Data supplied:
--- Start ---

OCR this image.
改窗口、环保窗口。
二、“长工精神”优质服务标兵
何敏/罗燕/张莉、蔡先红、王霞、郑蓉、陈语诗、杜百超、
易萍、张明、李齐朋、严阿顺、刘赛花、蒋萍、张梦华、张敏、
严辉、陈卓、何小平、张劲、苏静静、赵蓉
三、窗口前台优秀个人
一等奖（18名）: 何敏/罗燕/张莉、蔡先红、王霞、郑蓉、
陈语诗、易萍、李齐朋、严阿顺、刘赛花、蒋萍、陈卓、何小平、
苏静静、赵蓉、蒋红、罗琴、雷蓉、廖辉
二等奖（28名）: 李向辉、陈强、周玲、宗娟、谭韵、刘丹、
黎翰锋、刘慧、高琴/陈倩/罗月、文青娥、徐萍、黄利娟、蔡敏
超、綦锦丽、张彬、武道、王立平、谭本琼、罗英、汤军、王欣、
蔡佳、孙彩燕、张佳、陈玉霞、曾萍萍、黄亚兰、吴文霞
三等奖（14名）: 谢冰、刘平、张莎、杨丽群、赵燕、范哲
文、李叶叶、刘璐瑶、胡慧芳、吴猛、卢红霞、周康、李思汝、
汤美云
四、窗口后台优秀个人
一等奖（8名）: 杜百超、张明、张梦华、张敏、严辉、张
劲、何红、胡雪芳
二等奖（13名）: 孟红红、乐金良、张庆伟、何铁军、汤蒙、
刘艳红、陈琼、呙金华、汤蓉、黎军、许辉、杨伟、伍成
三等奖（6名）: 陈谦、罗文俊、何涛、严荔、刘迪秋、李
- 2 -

--- End ---
--- Start ---

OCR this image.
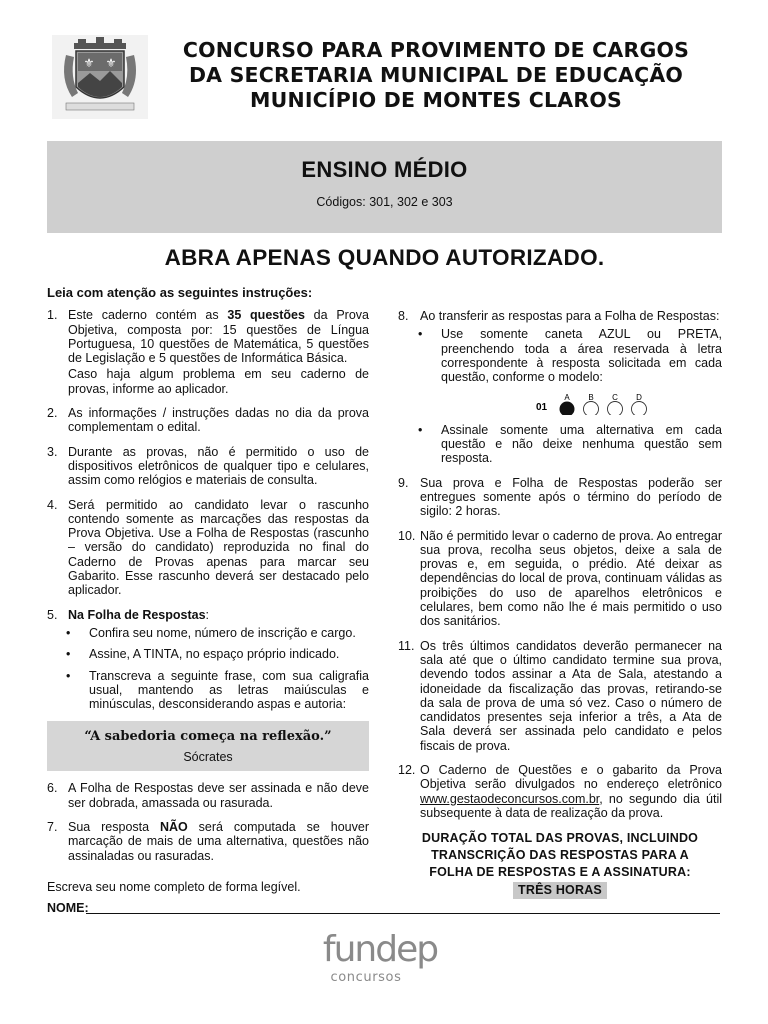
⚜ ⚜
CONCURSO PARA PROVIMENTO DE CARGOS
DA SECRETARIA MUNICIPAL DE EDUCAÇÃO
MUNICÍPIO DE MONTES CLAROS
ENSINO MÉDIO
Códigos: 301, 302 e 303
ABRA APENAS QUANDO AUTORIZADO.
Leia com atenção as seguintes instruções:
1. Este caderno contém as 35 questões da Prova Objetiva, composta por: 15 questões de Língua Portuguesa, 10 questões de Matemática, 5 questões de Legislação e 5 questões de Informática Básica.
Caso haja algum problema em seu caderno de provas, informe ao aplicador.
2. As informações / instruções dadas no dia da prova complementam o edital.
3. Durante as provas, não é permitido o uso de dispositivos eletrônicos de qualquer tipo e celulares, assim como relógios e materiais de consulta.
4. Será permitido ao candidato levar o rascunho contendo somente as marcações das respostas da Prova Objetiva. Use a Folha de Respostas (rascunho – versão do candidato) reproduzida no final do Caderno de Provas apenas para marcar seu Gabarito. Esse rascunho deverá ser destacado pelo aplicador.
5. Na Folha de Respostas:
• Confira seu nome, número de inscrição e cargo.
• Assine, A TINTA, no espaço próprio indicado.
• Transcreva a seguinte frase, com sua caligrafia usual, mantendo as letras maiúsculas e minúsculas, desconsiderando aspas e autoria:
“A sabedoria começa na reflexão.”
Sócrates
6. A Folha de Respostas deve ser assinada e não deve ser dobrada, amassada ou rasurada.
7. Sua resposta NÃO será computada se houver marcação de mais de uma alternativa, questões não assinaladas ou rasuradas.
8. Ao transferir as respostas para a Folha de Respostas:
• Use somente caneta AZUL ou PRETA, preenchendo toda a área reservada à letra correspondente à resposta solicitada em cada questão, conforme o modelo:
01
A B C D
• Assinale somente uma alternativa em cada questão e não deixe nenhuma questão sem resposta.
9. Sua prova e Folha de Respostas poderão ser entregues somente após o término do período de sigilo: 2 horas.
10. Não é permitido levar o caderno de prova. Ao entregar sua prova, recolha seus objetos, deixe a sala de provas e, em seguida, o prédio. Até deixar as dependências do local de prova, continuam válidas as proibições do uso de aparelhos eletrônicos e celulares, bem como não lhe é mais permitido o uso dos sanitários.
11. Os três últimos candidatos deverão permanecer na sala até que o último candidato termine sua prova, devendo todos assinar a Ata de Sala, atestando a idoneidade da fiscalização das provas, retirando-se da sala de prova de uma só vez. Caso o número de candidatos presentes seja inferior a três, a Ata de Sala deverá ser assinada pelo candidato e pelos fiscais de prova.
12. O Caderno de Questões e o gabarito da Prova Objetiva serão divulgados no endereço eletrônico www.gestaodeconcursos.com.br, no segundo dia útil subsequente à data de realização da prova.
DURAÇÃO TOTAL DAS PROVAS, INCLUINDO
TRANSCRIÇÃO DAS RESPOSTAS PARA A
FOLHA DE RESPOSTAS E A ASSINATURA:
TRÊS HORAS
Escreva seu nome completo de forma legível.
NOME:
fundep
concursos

--- End ---

Work required:
Extract from the material all lines containing the string "assinada".

Correct output:
6. A Folha de Respostas deve ser assinada e não deve ser dobrada, amassada ou rasurada.
11. Os três últimos candidatos deverão permanecer na sala até que o último candidato termine sua prova, devendo todos assinar a Ata de Sala, atestando a idoneidade da fiscalização das provas, retirando-se da sala de prova de uma só vez. Caso o número de candidatos presentes seja inferior a três, a Ata de Sala deverá ser assinada pelo candidato e pelos fiscais de prova.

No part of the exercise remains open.